[Rows from a figure dataset]
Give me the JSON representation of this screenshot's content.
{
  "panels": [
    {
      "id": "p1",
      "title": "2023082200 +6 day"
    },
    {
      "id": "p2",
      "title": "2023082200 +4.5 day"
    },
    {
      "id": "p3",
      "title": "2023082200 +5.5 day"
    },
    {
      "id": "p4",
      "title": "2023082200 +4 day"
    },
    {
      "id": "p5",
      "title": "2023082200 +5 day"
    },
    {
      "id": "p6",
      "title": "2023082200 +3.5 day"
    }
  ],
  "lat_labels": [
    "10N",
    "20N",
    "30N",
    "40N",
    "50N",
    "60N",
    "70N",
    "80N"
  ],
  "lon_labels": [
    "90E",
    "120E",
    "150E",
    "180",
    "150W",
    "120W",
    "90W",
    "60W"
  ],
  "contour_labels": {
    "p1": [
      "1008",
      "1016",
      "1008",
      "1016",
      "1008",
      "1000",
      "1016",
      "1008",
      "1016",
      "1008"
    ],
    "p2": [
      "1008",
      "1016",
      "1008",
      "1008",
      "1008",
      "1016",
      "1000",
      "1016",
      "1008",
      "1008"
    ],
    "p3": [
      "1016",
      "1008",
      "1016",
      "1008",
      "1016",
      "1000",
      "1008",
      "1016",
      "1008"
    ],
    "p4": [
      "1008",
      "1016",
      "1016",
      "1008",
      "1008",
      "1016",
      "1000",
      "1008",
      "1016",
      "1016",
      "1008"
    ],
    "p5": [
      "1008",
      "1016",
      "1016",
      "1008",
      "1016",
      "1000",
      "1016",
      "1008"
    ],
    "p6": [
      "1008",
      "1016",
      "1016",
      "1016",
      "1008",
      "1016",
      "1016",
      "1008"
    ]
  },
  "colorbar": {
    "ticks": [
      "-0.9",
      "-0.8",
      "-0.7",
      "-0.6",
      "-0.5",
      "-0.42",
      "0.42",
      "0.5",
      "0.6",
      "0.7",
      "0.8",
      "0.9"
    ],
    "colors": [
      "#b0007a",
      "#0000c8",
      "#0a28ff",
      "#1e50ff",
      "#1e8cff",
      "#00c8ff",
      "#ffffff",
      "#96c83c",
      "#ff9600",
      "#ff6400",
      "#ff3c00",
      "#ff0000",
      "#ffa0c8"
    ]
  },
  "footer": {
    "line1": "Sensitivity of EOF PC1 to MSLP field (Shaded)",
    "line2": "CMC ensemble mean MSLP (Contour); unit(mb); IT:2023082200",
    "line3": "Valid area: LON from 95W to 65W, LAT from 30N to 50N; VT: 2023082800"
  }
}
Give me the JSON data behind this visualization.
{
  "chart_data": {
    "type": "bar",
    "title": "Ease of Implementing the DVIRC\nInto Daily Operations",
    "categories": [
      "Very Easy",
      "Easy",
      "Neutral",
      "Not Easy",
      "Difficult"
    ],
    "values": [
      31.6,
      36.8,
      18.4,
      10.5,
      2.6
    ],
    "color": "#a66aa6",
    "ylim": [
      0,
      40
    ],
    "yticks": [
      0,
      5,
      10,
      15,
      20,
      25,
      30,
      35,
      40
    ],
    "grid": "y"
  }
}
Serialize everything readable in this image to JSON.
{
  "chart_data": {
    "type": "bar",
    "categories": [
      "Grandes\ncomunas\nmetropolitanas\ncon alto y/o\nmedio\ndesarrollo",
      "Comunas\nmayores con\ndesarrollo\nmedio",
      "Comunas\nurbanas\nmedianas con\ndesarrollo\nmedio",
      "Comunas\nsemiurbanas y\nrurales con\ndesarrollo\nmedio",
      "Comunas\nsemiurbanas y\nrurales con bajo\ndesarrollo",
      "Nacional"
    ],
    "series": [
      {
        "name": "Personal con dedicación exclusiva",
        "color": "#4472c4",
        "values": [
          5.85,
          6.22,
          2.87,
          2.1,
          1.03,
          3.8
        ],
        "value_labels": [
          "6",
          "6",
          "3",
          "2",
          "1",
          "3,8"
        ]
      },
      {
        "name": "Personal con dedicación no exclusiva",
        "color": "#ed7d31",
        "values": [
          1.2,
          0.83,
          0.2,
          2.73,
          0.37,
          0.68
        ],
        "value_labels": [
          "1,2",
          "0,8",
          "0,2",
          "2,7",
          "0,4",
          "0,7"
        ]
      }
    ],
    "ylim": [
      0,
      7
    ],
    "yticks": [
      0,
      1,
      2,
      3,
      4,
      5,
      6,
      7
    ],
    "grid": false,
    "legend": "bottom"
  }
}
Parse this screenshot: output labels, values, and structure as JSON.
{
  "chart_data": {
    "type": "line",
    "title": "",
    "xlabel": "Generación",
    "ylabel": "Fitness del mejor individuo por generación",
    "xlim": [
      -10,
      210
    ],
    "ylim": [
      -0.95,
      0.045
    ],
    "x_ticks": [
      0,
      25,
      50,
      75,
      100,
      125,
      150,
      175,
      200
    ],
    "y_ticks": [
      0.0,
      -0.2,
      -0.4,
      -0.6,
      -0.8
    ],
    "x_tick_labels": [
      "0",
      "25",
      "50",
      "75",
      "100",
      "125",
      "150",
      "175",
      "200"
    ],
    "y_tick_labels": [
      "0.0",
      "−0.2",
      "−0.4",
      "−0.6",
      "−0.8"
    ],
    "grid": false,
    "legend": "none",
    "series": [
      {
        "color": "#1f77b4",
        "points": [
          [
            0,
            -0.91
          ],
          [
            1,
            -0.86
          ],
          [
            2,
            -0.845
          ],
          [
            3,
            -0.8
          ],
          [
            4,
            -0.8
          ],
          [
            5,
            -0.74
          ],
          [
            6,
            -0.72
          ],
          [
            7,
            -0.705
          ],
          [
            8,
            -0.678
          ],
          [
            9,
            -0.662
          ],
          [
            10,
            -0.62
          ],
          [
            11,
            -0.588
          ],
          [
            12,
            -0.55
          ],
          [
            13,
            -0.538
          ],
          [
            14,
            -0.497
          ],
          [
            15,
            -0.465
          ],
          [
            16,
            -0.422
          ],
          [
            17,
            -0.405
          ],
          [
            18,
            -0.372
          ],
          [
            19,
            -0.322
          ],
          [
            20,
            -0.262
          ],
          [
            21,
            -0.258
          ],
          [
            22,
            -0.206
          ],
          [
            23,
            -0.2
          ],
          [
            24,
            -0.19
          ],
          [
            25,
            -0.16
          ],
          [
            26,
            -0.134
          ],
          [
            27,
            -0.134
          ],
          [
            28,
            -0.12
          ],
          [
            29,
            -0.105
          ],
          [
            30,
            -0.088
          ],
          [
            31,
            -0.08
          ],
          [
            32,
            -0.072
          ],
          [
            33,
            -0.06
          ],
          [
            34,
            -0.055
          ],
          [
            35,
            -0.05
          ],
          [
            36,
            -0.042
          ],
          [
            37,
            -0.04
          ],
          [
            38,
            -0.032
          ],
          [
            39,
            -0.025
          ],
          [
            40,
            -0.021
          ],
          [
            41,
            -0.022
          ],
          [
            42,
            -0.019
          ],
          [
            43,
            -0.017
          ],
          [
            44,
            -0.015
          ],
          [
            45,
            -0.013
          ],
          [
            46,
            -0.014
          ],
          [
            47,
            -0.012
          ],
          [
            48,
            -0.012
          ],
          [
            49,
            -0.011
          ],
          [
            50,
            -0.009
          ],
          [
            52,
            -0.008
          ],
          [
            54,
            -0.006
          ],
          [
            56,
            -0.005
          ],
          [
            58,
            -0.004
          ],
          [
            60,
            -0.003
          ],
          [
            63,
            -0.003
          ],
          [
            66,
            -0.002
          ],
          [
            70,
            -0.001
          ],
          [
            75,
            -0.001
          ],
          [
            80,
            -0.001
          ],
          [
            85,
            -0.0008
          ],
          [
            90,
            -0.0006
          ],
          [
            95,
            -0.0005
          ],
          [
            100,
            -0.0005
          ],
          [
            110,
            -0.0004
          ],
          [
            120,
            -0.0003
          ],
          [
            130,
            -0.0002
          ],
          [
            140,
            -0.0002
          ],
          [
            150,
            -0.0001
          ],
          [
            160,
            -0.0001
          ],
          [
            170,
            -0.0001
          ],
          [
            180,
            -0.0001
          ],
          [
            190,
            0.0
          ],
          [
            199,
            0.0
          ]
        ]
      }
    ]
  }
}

• _Aim of the exercise_: Scan the material above for the word "title". Copy each line where it occurs.

• _Task response_:
      "title": "2023082200 +6 day"
      "title": "2023082200 +4.5 day"
      "title": "2023082200 +5.5 day"
      "title": "2023082200 +4 day"
      "title": "2023082200 +5 day"
      "title": "2023082200 +3.5 day"
    "title": "Ease of Implementing the DVIRC\nInto Daily Operations",
    "title": "",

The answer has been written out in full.